» **Instruction**: Print, exactly and completely, every entry in the data.

▬▬▬▬▬▬▬▬▬▬

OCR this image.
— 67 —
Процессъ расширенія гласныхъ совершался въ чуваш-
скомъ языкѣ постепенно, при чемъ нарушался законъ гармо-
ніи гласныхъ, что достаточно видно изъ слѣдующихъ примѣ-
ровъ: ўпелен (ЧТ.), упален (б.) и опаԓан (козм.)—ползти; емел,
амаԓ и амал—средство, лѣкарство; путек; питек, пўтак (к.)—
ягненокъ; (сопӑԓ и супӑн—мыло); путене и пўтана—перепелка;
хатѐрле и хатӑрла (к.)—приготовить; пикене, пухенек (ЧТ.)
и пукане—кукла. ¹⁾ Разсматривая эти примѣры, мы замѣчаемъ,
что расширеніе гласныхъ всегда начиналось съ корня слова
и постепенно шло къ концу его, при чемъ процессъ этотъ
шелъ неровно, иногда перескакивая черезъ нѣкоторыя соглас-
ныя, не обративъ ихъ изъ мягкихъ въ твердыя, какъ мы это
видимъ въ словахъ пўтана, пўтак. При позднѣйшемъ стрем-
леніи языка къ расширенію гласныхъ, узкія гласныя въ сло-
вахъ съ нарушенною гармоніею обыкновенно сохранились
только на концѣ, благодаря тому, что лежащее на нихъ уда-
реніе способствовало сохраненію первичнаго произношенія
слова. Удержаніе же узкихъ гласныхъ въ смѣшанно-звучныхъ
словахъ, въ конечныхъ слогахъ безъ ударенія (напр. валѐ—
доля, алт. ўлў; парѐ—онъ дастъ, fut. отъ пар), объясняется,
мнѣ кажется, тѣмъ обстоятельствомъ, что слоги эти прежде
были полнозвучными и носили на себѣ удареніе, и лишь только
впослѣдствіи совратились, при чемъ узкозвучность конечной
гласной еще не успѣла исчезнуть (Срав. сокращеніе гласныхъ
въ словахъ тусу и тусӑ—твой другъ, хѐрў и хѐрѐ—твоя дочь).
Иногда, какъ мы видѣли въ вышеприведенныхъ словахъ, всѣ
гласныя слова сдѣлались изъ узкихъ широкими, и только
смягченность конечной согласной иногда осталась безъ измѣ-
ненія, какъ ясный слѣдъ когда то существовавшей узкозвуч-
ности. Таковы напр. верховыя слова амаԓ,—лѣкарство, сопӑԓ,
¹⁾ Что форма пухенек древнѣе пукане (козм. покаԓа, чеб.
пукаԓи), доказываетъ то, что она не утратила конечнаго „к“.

▬▬▬▬▬▬▬▬▬▬

» **Response**:
OCR this image.
— 67 —
Процессъ расширенія гласныхъ совершался въ чуваш-
скомъ языкѣ постепенно, при чемъ нарушался законъ гармо-
ніи гласныхъ, что достаточно видно изъ слѣдующихъ примѣ-
ровъ: ўпелен (ЧТ.), упален (б.) и опаԓан (козм.)—ползти; емел,
амаԓ и амал—средство, лѣкарство; путек; питек, пўтак (к.)—
ягненокъ; (сопӑԓ и супӑн—мыло); путене и пўтана—перепелка;
хатѐрле и хатӑрла (к.)—приготовить; пикене, пухенек (ЧТ.)
и пукане—кукла. ¹⁾ Разсматривая эти примѣры, мы замѣчаемъ,
что расширеніе гласныхъ всегда начиналось съ корня слова
и постепенно шло къ концу его, при чемъ процессъ этотъ
шелъ неровно, иногда перескакивая черезъ нѣкоторыя соглас-
ныя, не обративъ ихъ изъ мягкихъ въ твердыя, какъ мы это
видимъ въ словахъ пўтана, пўтак. При позднѣйшемъ стрем-
леніи языка къ расширенію гласныхъ, узкія гласныя въ сло-
вахъ съ нарушенною гармоніею обыкновенно сохранились
только на концѣ, благодаря тому, что лежащее на нихъ уда-
реніе способствовало сохраненію первичнаго произношенія
слова. Удержаніе же узкихъ гласныхъ въ смѣшанно-звучныхъ
словахъ, въ конечныхъ слогахъ безъ ударенія (напр. валѐ—
доля, алт. ўлў; парѐ—онъ дастъ, fut. отъ пар), объясняется,
мнѣ кажется, тѣмъ обстоятельствомъ, что слоги эти прежде
были полнозвучными и носили на себѣ удареніе, и лишь только
впослѣдствіи совратились, при чемъ узкозвучность конечной
гласной еще не успѣла исчезнуть (Срав. сокращеніе гласныхъ
въ словахъ тусу и тусӑ—твой другъ, хѐрў и хѐрѐ—твоя дочь).
Иногда, какъ мы видѣли въ вышеприведенныхъ словахъ, всѣ
гласныя слова сдѣлались изъ узкихъ широкими, и только
смягченность конечной согласной иногда осталась безъ измѣ-
ненія, какъ ясный слѣдъ когда то существовавшей узкозвуч-
ности. Таковы напр. верховыя слова амаԓ,—лѣкарство, сопӑԓ,
¹⁾ Что форма пухенек древнѣе пукане (козм. покаԓа, чеб.
пукаԓи), доказываетъ то, что она не утратила конечнаго „к“.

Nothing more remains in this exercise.